▶ EXERCISE DIRECTIONS
Print the listing in its entirety and exactly, leaving out images.

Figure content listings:
/---
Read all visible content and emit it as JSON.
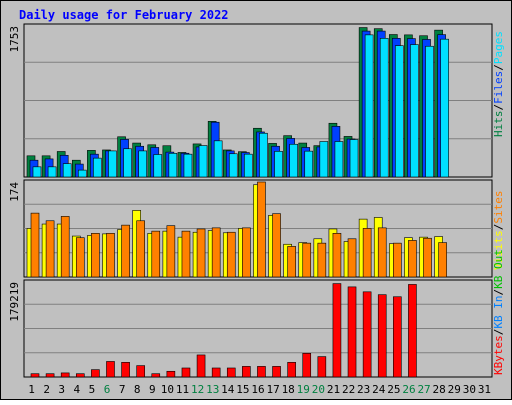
{
  "chart_data": {
    "title": "Daily usage for February 2022",
    "type": "bar",
    "x": [
      "1",
      "2",
      "3",
      "4",
      "5",
      "6",
      "7",
      "8",
      "9",
      "10",
      "11",
      "12",
      "13",
      "14",
      "15",
      "16",
      "17",
      "18",
      "19",
      "20",
      "21",
      "22",
      "23",
      "24",
      "25",
      "26",
      "27",
      "28",
      "29",
      "30",
      "31"
    ],
    "weekend_days": [
      6,
      12,
      13,
      19,
      20,
      26,
      27
    ],
    "colors": {
      "background": "#c0c0c0",
      "frame_outer": "#d8d8d8",
      "panel_bg": "#c0c0c0",
      "grid": "#808080",
      "title": "#0000ff",
      "tick_label": "#000000",
      "weekend_label": "#008040",
      "hits": "#008040",
      "files": "#0040ff",
      "pages": "#00e0ff",
      "visits": "#ffff00",
      "sites": "#ff8000",
      "kb_in": "#0080ff",
      "kb_out": "#00c000",
      "kb_f": "#ff0000"
    },
    "panels": [
      {
        "name": "hits-panel",
        "max_label": "1753",
        "ymax": 1753,
        "legend": [
          {
            "text": "Hits",
            "color": "#008040"
          },
          {
            "text": "/",
            "color": "#000000"
          },
          {
            "text": "Files",
            "color": "#0040ff"
          },
          {
            "text": "/",
            "color": "#000000"
          },
          {
            "text": "Pages",
            "color": "#00e0ff"
          }
        ],
        "series": [
          {
            "name": "Hits",
            "color": "#008040",
            "values": [
              246,
              246,
              296,
              195,
              309,
              314,
              467,
              394,
              374,
              363,
              285,
              384,
              646,
              314,
              294,
              566,
              390,
              480,
              394,
              364,
              624,
              471,
              1735,
              1722,
              1654,
              1650,
              1640,
              1705,
              0,
              0,
              0
            ]
          },
          {
            "name": "Files",
            "color": "#0040ff",
            "values": [
              195,
              210,
              252,
              150,
              265,
              303,
              437,
              357,
              343,
              289,
              276,
              349,
              636,
              303,
              284,
              523,
              357,
              448,
              343,
              349,
              588,
              441,
              1694,
              1694,
              1610,
              1607,
              1597,
              1653,
              0,
              0,
              0
            ]
          },
          {
            "name": "Pages",
            "color": "#00e0ff",
            "values": [
              118,
              118,
              155,
              80,
              219,
              303,
              328,
              303,
              261,
              275,
              265,
              365,
              420,
              270,
              265,
              508,
              298,
              380,
              300,
              412,
              412,
              435,
              1650,
              1610,
              1525,
              1537,
              1518,
              1600,
              0,
              0,
              0
            ]
          }
        ]
      },
      {
        "name": "visits-panel",
        "max_label": "174",
        "ymax": 174,
        "legend": [
          {
            "text": "Visits",
            "color": "#ffff00"
          },
          {
            "text": "/",
            "color": "#000000"
          },
          {
            "text": "Sites",
            "color": "#ff8000"
          }
        ],
        "series": [
          {
            "name": "Visits",
            "color": "#ffff00",
            "values": [
              89,
              97,
              97,
              75,
              76,
              79,
              87,
              122,
              80,
              84,
              73,
              82,
              85,
              81,
              89,
              169,
              113,
              60,
              63,
              70,
              88,
              65,
              106,
              109,
              61,
              72,
              73,
              74,
              0,
              0,
              0
            ]
          },
          {
            "name": "Sites",
            "color": "#ff8000",
            "values": [
              117,
              103,
              111,
              72,
              80,
              80,
              95,
              103,
              84,
              94,
              84,
              88,
              90,
              82,
              90,
              174,
              116,
              56,
              62,
              62,
              80,
              70,
              89,
              90,
              62,
              67,
              71,
              63,
              0,
              0,
              0
            ]
          }
        ]
      },
      {
        "name": "kbytes-panel",
        "max_label": "179219",
        "ymax": 179219,
        "legend": [
          {
            "text": "KBytes",
            "color": "#ff0000"
          },
          {
            "text": "/",
            "color": "#000000"
          },
          {
            "text": "KB In",
            "color": "#0080ff"
          },
          {
            "text": "/",
            "color": "#000000"
          },
          {
            "text": "KB Out",
            "color": "#00c000"
          }
        ],
        "series": [
          {
            "name": "KBytes",
            "color": "#ff0000",
            "values": [
              6200,
              6200,
              7700,
              6200,
              13900,
              29300,
              27700,
              21500,
              6200,
              10800,
              17000,
              41600,
              17000,
              17000,
              20000,
              20000,
              20000,
              27700,
              44700,
              38500,
              176200,
              170000,
              160700,
              155300,
              151400,
              174600,
              0,
              0,
              0,
              0,
              0
            ]
          }
        ]
      }
    ]
  }
}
\---
▶ WRITTEN ANSWER
Read all visible content and emit it as JSON.
{
  "chart_data": {
    "title": "Daily usage for February 2022",
    "type": "bar",
    "x": [
      "1",
      "2",
      "3",
      "4",
      "5",
      "6",
      "7",
      "8",
      "9",
      "10",
      "11",
      "12",
      "13",
      "14",
      "15",
      "16",
      "17",
      "18",
      "19",
      "20",
      "21",
      "22",
      "23",
      "24",
      "25",
      "26",
      "27",
      "28",
      "29",
      "30",
      "31"
    ],
    "weekend_days": [
      6,
      12,
      13,
      19,
      20,
      26,
      27
    ],
    "colors": {
      "background": "#c0c0c0",
      "frame_outer": "#d8d8d8",
      "panel_bg": "#c0c0c0",
      "grid": "#808080",
      "title": "#0000ff",
      "tick_label": "#000000",
      "weekend_label": "#008040",
      "hits": "#008040",
      "files": "#0040ff",
      "pages": "#00e0ff",
      "visits": "#ffff00",
      "sites": "#ff8000",
      "kb_in": "#0080ff",
      "kb_out": "#00c000",
      "kb_f": "#ff0000"
    },
    "panels": [
      {
        "name": "hits-panel",
        "max_label": "1753",
        "ymax": 1753,
        "legend": [
          {
            "text": "Hits",
            "color": "#008040"
          },
          {
            "text": "/",
            "color": "#000000"
          },
          {
            "text": "Files",
            "color": "#0040ff"
          },
          {
            "text": "/",
            "color": "#000000"
          },
          {
            "text": "Pages",
            "color": "#00e0ff"
          }
        ],
        "series": [
          {
            "name": "Hits",
            "color": "#008040",
            "values": [
              246,
              246,
              296,
              195,
              309,
              314,
              467,
              394,
              374,
              363,
              285,
              384,
              646,
              314,
              294,
              566,
              390,
              480,
              394,
              364,
              624,
              471,
              1735,
              1722,
              1654,
              1650,
              1640,
              1705,
              0,
              0,
              0
            ]
          },
          {
            "name": "Files",
            "color": "#0040ff",
            "values": [
              195,
              210,
              252,
              150,
              265,
              303,
              437,
              357,
              343,
              289,
              276,
              349,
              636,
              303,
              284,
              523,
              357,
              448,
              343,
              349,
              588,
              441,
              1694,
              1694,
              1610,
              1607,
              1597,
              1653,
              0,
              0,
              0
            ]
          },
          {
            "name": "Pages",
            "color": "#00e0ff",
            "values": [
              118,
              118,
              155,
              80,
              219,
              303,
              328,
              303,
              261,
              275,
              265,
              365,
              420,
              270,
              265,
              508,
              298,
              380,
              300,
              412,
              412,
              435,
              1650,
              1610,
              1525,
              1537,
              1518,
              1600,
              0,
              0,
              0
            ]
          }
        ]
      },
      {
        "name": "visits-panel",
        "max_label": "174",
        "ymax": 174,
        "legend": [
          {
            "text": "Visits",
            "color": "#ffff00"
          },
          {
            "text": "/",
            "color": "#000000"
          },
          {
            "text": "Sites",
            "color": "#ff8000"
          }
        ],
        "series": [
          {
            "name": "Visits",
            "color": "#ffff00",
            "values": [
              89,
              97,
              97,
              75,
              76,
              79,
              87,
              122,
              80,
              84,
              73,
              82,
              85,
              81,
              89,
              169,
              113,
              60,
              63,
              70,
              88,
              65,
              106,
              109,
              61,
              72,
              73,
              74,
              0,
              0,
              0
            ]
          },
          {
            "name": "Sites",
            "color": "#ff8000",
            "values": [
              117,
              103,
              111,
              72,
              80,
              80,
              95,
              103,
              84,
              94,
              84,
              88,
              90,
              82,
              90,
              174,
              116,
              56,
              62,
              62,
              80,
              70,
              89,
              90,
              62,
              67,
              71,
              63,
              0,
              0,
              0
            ]
          }
        ]
      },
      {
        "name": "kbytes-panel",
        "max_label": "179219",
        "ymax": 179219,
        "legend": [
          {
            "text": "KBytes",
            "color": "#ff0000"
          },
          {
            "text": "/",
            "color": "#000000"
          },
          {
            "text": "KB In",
            "color": "#0080ff"
          },
          {
            "text": "/",
            "color": "#000000"
          },
          {
            "text": "KB Out",
            "color": "#00c000"
          }
        ],
        "series": [
          {
            "name": "KBytes",
            "color": "#ff0000",
            "values": [
              6200,
              6200,
              7700,
              6200,
              13900,
              29300,
              27700,
              21500,
              6200,
              10800,
              17000,
              41600,
              17000,
              17000,
              20000,
              20000,
              20000,
              27700,
              44700,
              38500,
              176200,
              170000,
              160700,
              155300,
              151400,
              174600,
              0,
              0,
              0,
              0,
              0
            ]
          }
        ]
      }
    ]
  }
}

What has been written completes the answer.